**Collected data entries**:
__________________________________________________

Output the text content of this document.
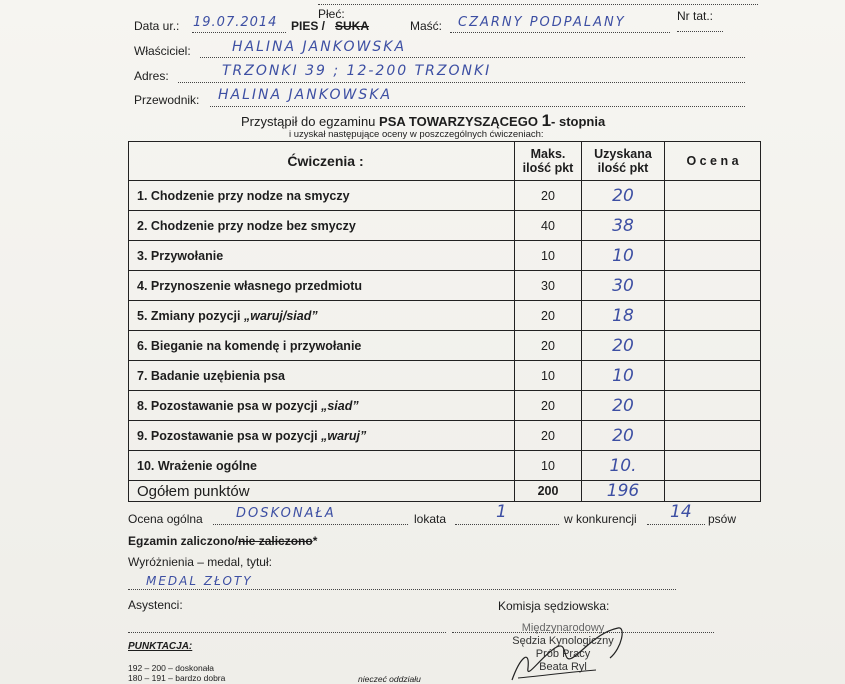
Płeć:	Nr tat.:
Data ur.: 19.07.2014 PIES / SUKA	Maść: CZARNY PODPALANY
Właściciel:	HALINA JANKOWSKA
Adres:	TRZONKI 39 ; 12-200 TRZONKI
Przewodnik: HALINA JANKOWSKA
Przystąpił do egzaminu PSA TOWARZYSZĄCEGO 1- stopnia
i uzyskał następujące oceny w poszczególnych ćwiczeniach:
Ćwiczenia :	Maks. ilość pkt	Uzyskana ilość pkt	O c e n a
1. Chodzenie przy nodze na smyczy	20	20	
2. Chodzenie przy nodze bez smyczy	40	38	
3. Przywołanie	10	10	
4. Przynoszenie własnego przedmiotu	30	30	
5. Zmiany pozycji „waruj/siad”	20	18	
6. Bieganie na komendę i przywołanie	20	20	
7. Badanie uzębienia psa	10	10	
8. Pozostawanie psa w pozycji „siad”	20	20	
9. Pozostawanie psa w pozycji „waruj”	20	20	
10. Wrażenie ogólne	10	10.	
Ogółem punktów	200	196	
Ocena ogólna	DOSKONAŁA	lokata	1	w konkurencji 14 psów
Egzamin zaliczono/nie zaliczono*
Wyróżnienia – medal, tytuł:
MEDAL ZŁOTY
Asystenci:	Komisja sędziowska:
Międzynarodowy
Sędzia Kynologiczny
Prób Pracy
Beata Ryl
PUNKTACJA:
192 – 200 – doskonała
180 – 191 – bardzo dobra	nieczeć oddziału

__________________________________________________

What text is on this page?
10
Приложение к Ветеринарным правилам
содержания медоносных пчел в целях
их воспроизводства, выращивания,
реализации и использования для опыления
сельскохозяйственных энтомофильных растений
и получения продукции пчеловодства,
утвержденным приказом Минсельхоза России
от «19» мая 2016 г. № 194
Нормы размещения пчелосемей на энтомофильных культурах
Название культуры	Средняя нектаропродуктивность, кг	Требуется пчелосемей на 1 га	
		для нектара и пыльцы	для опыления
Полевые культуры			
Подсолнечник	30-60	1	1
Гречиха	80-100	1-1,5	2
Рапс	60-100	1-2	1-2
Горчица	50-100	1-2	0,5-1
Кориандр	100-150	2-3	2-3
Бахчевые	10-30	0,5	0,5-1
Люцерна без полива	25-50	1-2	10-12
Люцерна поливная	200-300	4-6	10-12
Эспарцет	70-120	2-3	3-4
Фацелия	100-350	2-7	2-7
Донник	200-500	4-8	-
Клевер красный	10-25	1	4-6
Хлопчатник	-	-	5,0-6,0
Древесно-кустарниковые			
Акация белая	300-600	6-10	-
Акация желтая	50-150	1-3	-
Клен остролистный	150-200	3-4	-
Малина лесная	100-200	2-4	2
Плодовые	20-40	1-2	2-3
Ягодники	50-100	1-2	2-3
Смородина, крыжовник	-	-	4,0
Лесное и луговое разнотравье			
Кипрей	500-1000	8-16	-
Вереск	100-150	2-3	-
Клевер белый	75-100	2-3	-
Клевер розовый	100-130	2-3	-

__________________________________________________

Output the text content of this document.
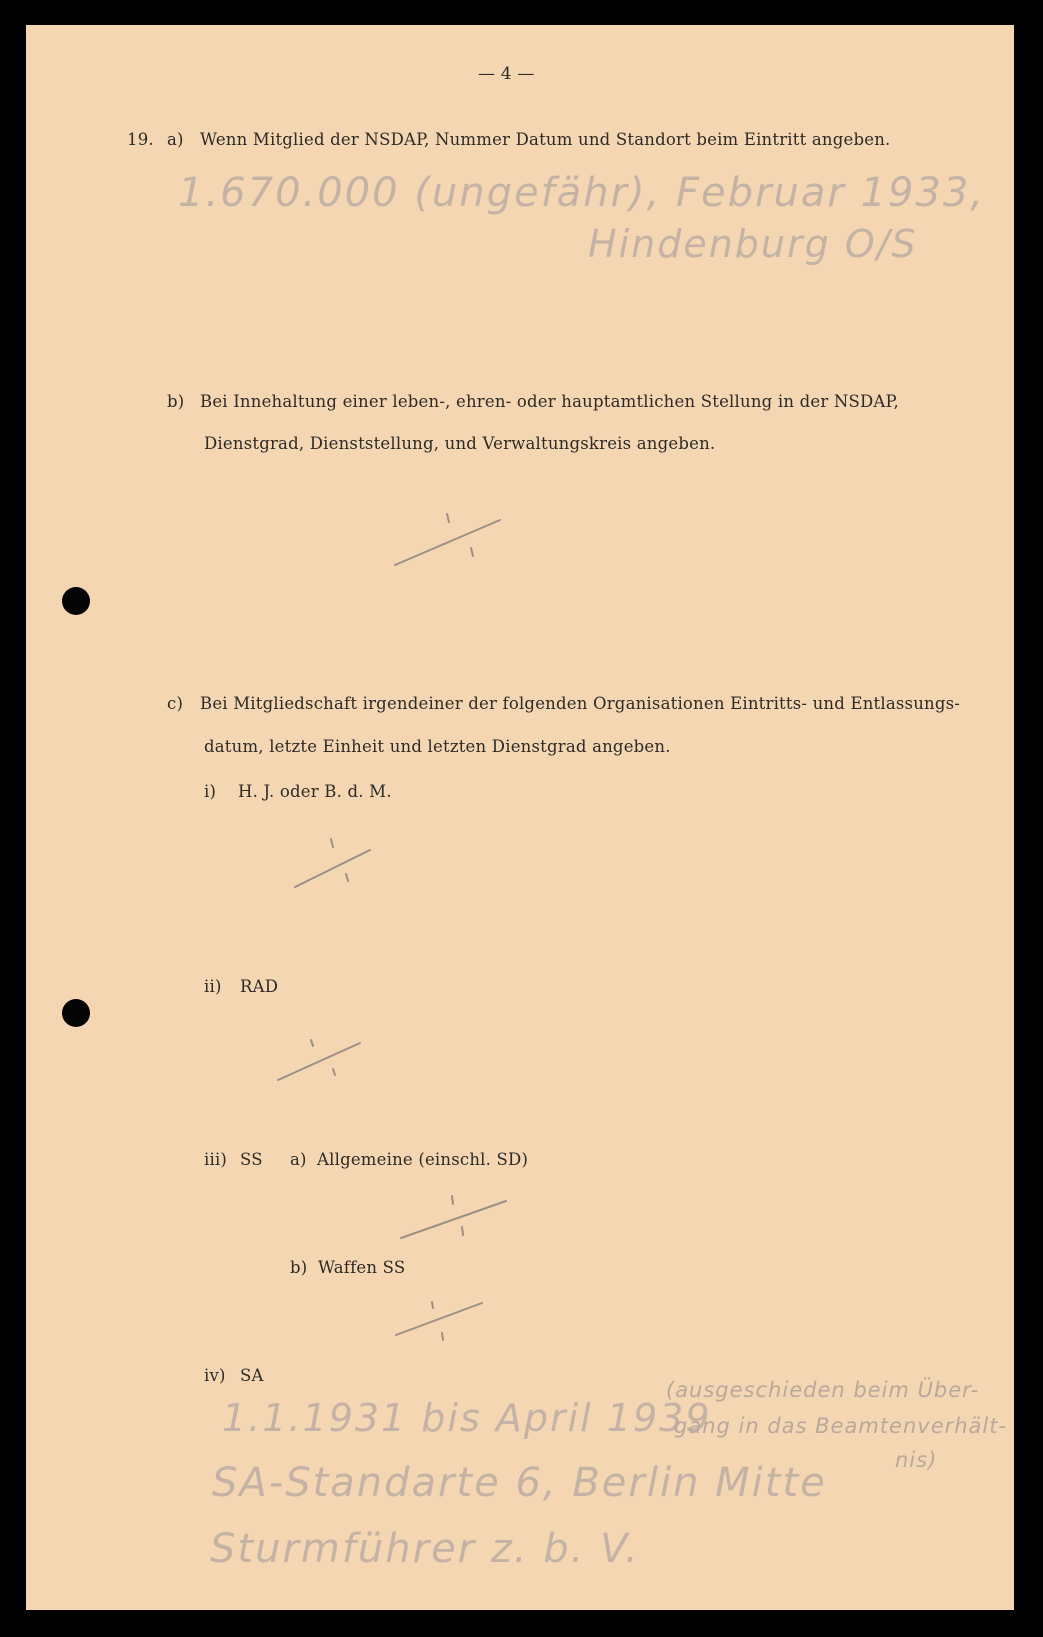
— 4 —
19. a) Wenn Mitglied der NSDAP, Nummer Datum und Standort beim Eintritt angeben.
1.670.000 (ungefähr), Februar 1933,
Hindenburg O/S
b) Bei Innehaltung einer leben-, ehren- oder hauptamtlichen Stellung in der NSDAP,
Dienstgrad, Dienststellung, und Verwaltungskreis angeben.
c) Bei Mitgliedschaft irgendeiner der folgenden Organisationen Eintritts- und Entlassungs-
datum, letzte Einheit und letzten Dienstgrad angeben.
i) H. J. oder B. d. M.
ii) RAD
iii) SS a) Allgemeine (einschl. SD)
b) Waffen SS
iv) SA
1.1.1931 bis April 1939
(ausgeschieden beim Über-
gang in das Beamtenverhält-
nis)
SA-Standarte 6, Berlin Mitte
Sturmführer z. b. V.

__________________________________________________

**Work to do**: Within the data above, count the lines that contain the string "Dienstgrad"; the reply is the number alone.

**Solution for this problem**: 2